Using the records below, locate all lines containing "Ideation" and return them.

Excerpted records ->
__________

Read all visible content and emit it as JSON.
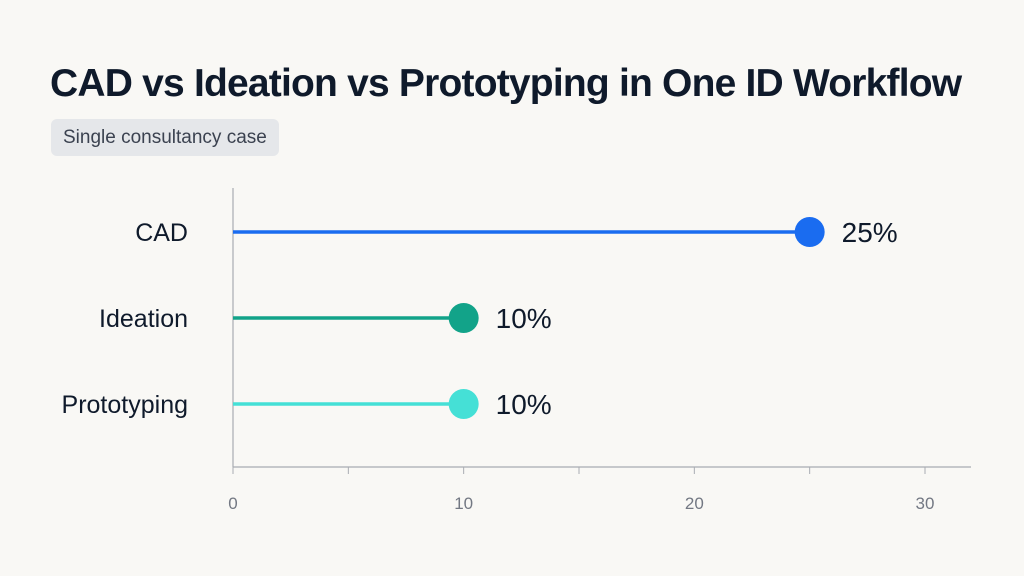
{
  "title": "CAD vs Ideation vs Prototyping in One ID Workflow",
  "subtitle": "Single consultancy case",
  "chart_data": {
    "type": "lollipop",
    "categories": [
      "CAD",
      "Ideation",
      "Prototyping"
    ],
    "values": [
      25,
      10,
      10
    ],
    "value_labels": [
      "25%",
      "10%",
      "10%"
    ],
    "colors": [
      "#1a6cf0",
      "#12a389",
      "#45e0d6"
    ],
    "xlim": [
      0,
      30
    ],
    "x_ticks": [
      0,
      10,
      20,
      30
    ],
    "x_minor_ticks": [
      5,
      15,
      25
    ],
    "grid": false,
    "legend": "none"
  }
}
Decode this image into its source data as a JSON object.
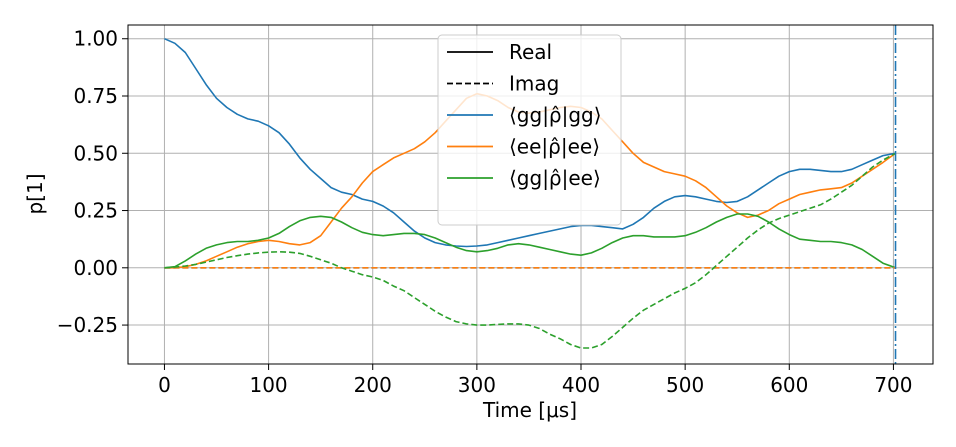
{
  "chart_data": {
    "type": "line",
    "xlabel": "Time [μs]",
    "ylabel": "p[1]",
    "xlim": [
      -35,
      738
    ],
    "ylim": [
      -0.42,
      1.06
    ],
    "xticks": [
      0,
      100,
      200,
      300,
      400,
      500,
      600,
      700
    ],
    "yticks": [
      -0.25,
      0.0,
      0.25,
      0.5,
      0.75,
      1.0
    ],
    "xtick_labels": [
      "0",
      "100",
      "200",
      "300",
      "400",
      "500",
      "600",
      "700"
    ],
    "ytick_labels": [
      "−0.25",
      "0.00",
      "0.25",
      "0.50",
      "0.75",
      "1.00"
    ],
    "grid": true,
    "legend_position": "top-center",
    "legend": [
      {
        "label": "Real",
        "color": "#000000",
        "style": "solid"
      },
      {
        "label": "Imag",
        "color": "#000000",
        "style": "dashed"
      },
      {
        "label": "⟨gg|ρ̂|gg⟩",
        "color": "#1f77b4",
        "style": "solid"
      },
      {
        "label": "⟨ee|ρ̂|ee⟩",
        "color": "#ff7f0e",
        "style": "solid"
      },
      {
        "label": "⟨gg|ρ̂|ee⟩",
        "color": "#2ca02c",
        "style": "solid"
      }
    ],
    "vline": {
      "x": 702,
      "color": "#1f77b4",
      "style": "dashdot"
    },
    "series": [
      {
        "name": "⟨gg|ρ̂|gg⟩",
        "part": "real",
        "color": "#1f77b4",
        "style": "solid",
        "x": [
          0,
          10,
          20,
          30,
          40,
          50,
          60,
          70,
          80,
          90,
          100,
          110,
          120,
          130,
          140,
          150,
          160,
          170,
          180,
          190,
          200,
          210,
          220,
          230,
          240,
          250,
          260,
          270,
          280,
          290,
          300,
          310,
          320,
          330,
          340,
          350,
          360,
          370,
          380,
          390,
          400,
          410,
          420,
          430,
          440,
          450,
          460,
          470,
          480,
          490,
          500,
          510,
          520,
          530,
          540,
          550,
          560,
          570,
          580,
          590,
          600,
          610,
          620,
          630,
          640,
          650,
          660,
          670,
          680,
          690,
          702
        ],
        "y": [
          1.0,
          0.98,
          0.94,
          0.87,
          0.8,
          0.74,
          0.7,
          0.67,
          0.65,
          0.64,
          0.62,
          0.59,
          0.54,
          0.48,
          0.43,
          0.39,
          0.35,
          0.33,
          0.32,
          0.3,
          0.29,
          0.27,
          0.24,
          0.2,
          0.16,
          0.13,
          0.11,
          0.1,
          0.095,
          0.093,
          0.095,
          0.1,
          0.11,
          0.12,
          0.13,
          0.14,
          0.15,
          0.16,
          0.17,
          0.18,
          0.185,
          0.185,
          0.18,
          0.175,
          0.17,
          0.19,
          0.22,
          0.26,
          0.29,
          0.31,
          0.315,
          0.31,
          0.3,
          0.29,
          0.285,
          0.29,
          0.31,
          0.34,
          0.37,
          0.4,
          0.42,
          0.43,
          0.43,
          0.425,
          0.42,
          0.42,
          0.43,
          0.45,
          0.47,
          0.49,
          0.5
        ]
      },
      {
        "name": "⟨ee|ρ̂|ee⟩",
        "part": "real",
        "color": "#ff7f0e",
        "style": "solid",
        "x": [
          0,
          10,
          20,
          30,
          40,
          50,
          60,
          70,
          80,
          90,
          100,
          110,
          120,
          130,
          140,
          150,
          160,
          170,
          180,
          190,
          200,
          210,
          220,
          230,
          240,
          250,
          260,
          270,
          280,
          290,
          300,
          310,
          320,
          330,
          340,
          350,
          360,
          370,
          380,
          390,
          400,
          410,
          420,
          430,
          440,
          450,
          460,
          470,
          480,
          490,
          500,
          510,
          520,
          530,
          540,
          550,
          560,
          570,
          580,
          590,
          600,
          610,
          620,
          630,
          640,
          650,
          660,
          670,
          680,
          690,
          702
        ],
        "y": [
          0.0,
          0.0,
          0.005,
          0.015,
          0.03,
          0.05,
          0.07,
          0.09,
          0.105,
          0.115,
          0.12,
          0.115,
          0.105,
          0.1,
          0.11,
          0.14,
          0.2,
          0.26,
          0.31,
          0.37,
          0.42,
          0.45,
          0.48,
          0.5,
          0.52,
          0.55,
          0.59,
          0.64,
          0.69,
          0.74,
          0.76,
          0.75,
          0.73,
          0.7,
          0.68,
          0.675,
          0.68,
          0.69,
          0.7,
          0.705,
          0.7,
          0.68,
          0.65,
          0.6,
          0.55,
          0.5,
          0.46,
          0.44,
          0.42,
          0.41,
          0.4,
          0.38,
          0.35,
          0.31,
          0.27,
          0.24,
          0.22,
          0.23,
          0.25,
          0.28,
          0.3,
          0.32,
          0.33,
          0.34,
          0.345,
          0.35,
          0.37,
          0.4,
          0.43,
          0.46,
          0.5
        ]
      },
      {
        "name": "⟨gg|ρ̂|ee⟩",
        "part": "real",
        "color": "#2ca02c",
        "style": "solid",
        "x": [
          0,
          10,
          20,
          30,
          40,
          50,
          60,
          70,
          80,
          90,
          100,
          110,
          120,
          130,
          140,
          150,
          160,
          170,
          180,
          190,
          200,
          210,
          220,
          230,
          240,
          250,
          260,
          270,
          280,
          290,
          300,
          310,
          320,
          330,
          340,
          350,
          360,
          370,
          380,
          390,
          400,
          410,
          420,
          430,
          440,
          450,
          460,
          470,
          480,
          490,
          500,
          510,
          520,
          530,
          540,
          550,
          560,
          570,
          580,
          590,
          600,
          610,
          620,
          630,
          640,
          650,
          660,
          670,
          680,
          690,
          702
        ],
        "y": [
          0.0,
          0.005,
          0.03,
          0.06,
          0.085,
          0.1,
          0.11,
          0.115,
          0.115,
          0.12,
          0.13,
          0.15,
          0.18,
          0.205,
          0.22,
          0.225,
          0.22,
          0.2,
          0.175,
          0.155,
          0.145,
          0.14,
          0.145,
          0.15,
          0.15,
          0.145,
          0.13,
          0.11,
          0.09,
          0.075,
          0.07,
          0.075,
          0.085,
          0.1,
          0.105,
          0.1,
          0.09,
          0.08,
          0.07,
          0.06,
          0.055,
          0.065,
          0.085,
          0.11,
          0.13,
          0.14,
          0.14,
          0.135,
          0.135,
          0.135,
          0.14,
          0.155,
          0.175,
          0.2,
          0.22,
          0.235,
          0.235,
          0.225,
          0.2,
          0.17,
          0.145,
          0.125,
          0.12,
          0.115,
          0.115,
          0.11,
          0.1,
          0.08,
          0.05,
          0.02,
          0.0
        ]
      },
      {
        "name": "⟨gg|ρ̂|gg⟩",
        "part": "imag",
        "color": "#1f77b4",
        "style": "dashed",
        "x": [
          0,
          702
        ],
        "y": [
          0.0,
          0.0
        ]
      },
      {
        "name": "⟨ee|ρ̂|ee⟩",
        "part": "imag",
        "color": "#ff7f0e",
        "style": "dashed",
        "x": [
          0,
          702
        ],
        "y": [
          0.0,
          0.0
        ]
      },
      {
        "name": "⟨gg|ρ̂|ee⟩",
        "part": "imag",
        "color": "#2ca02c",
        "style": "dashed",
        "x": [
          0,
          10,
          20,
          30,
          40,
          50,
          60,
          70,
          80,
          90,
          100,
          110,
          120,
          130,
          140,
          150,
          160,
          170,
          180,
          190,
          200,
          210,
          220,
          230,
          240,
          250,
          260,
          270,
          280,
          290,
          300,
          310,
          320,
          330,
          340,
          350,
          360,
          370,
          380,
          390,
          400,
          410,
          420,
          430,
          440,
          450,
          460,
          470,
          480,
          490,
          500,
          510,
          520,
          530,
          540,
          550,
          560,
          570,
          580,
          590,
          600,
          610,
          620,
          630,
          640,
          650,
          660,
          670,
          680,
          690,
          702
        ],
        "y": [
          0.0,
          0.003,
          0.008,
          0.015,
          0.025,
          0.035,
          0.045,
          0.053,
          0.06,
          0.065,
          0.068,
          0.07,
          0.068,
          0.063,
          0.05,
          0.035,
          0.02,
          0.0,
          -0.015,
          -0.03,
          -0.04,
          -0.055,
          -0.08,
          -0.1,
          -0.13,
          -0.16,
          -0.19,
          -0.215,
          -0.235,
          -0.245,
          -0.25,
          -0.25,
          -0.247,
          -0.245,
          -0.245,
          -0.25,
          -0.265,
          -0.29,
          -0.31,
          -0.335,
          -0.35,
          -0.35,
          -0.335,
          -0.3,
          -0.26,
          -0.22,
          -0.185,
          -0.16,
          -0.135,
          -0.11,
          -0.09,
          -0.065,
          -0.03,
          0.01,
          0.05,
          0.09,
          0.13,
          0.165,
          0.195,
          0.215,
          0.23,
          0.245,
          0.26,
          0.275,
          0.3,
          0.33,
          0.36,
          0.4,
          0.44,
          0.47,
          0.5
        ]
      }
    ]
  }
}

__________

Correct output ->
  "title": "CAD vs Ideation vs Prototyping in One ID Workflow",
      "Ideation",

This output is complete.